TEXTE À LIRE:
B. LE CHOIX D'UNE AUTORITÉ LOCALE DE LA CONCURRENCE EN NOUVELLE-CALÉDONIE
Le contrôle du respect de ces nouvelles règles, fortement inspirées du droit applicable en métropole, repose sur le gouvernement de la Nouvelle-Calédonie. Cependant, les autorités calédoniennes ont choisi de confier, à terme, cette responsabilité à une autorité administrative indépendante. Cette solution a été privilégiée par rapport à une simple autorité consultative chargée d'assister le gouvernement ou à un partenariat ponctuel avec des autorités administratives ou publiques indépendantes nationales. À titre transitoire, ses pouvoirs restent exercés par le gouvernement de la Nouvelle-Calédonie jusqu'à la réunion constitutive du collège de l'autorité de la concurrence de la Nouvelle-Calédonie.
L'option d'une autorité administrative indépendante dotée de pouvoirs décisionnels imposait, sur le modèle de la faculté ouverte à la Polynésie française dès 2011 13 ( * ) , de modifier les dispositions organiques formant le statut de la Nouvelle-Calédonie.

CONSIGNES:
**A)** Les affirmations suivantes concordent-elles avec le texte sur l'autorité de la concurrence en Nouvelle-Calédonie ? Répondez par oui ou non à chacune en citant les mots décisifs du texte.
(i) Pendant une période transitoire, le gouvernement de la Nouvelle-Calédonie exerce les pouvoirs de l'autorité de la concurrence.
(ii) Les autorités calédoniennes ont préféré une simple autorité consultative chargée d'assister le gouvernement.
(iii) Une faculté comparable avait été ouverte à la Polynésie française dès 2011.
**B)** D'après le texte sur l'autorité de la concurrence en Nouvelle-Calédonie, que fallait-il modifier pour créer une autorité administrative indépendante dotée de pouvoirs décisionnels ?
**C)** Relevez dans le texte sur l'autorité de la concurrence en Nouvelle-Calédonie toutes les solutions mentionnées pour confier le contrôle des nouvelles règles.

DONNÉES ENREGISTRÉES:

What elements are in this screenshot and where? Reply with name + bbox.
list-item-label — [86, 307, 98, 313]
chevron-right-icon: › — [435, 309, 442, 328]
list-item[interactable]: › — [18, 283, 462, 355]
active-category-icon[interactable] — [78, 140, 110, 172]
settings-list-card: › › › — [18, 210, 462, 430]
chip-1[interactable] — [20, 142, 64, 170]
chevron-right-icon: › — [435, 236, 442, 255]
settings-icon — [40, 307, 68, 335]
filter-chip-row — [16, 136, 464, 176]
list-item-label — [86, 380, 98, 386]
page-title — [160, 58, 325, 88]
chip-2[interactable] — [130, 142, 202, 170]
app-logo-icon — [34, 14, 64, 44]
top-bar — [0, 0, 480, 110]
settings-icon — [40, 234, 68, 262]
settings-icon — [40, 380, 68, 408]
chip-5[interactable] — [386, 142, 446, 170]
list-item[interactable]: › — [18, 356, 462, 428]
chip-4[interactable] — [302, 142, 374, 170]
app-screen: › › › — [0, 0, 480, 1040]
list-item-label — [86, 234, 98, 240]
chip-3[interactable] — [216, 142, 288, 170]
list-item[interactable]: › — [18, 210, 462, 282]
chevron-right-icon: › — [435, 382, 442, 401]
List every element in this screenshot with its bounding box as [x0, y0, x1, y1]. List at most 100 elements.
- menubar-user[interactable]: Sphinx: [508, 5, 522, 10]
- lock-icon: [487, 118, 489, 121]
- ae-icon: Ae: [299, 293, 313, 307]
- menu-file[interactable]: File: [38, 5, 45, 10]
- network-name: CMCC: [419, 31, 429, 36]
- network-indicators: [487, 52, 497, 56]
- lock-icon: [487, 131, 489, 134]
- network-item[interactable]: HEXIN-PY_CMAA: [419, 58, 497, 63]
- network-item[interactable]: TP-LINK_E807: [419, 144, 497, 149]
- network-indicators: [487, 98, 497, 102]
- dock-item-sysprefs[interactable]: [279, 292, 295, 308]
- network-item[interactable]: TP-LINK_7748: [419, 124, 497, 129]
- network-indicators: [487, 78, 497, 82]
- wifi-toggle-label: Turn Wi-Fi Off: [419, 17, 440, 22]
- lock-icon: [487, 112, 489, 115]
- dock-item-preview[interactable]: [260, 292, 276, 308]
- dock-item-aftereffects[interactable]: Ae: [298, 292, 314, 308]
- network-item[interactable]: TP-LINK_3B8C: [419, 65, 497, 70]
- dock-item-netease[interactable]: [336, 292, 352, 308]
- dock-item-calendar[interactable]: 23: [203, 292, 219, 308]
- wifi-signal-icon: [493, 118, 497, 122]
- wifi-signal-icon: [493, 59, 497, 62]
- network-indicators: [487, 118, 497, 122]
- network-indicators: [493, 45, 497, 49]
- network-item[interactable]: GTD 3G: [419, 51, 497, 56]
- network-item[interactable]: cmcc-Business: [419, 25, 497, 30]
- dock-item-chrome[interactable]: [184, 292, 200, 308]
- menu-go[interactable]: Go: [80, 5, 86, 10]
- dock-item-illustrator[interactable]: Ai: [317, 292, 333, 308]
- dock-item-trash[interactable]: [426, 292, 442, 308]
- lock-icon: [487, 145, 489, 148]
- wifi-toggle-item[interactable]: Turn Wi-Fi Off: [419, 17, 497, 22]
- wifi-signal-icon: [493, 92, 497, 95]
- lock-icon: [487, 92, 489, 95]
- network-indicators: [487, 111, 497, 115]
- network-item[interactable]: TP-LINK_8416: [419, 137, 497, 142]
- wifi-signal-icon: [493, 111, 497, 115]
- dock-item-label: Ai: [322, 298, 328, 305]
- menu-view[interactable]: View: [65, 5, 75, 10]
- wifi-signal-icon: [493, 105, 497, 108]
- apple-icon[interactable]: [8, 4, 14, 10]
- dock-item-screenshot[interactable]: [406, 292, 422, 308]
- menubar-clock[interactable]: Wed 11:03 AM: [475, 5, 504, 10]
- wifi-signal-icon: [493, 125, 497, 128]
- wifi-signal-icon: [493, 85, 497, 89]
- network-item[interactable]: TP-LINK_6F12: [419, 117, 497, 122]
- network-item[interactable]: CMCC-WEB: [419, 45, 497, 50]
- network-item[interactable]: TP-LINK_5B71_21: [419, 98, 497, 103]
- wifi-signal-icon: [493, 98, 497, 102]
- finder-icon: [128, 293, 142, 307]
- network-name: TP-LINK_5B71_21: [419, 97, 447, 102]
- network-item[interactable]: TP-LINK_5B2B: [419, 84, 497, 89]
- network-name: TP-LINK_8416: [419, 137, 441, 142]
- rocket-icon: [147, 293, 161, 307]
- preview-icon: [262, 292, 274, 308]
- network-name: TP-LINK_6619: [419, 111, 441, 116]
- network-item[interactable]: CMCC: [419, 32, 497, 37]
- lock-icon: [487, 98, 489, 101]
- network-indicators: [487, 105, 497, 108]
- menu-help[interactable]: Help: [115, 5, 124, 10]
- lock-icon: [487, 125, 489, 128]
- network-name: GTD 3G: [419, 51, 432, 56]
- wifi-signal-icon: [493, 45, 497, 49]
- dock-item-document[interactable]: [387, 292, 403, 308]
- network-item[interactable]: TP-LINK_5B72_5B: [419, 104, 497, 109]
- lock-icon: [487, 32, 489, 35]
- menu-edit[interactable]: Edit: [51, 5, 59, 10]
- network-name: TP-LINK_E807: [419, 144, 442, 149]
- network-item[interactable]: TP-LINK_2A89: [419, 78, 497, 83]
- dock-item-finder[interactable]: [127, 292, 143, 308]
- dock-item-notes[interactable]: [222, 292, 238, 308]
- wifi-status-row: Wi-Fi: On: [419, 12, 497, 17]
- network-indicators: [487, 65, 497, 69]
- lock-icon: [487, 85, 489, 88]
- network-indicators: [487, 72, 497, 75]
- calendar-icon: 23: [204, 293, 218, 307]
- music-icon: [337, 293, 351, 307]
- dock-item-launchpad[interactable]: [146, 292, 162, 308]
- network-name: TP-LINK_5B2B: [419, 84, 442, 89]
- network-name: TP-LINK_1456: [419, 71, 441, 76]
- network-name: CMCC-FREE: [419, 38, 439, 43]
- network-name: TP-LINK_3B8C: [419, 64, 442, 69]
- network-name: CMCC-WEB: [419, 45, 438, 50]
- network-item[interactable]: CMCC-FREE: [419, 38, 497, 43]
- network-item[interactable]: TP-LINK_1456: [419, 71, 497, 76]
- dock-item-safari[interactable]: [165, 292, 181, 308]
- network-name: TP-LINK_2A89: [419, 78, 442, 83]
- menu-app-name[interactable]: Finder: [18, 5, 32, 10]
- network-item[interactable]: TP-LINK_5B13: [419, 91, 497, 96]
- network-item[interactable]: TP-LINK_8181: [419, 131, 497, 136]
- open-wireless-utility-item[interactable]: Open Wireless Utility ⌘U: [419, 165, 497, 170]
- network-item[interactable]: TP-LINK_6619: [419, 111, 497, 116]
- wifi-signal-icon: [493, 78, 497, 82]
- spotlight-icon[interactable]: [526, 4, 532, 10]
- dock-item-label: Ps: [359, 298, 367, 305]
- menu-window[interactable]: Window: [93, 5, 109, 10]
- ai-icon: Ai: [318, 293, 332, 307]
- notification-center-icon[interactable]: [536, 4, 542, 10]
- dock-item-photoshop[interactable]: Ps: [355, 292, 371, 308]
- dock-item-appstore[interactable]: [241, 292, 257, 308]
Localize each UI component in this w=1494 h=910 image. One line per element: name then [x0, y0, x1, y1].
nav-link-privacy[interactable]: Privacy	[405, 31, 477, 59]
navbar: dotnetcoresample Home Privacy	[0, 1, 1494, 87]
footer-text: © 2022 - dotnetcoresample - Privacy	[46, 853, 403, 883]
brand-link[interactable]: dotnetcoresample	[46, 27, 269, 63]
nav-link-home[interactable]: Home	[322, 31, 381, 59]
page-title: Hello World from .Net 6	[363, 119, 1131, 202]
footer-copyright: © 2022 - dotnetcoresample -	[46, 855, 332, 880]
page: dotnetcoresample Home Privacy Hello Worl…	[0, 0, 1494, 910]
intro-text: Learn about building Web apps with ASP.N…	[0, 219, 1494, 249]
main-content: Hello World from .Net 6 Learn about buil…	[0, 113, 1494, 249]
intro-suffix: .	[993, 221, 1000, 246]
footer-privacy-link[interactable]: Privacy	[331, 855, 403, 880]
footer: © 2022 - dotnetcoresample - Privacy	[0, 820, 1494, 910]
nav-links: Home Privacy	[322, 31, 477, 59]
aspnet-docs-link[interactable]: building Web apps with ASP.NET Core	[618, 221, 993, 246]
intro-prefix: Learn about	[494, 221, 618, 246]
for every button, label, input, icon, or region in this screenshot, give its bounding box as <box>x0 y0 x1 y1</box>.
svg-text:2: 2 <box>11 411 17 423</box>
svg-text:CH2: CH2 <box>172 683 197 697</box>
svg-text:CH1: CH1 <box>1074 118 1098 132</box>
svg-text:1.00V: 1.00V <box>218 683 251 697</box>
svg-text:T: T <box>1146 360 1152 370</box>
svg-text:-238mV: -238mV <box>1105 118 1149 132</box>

RÉPONSES:
**A)**
(i) Oui : « À titre transitoire, ses pouvoirs restent exercés par le gouvernement de la Nouvelle-Calédonie jusqu'à la réunion constitutive du collège de l'autorité de la concurrence de la Nouvelle-Calédonie. »
(ii) Non : « Cette solution a été privilégiée par rapport à une simple autorité consultative chargée d'assister le gouvernement »
(iii) Oui : « sur le modèle de la faculté ouverte à la Polynésie française dès 2011 »

**B)** Il fallait modifier les dispositions organiques formant le statut de la Nouvelle-Calédonie.

**C)**
- une autorité administrative indépendante
- une simple autorité consultative chargée d'assister le gouvernement
- un partenariat ponctuel avec des autorités administratives ou publiques indépendantes nationales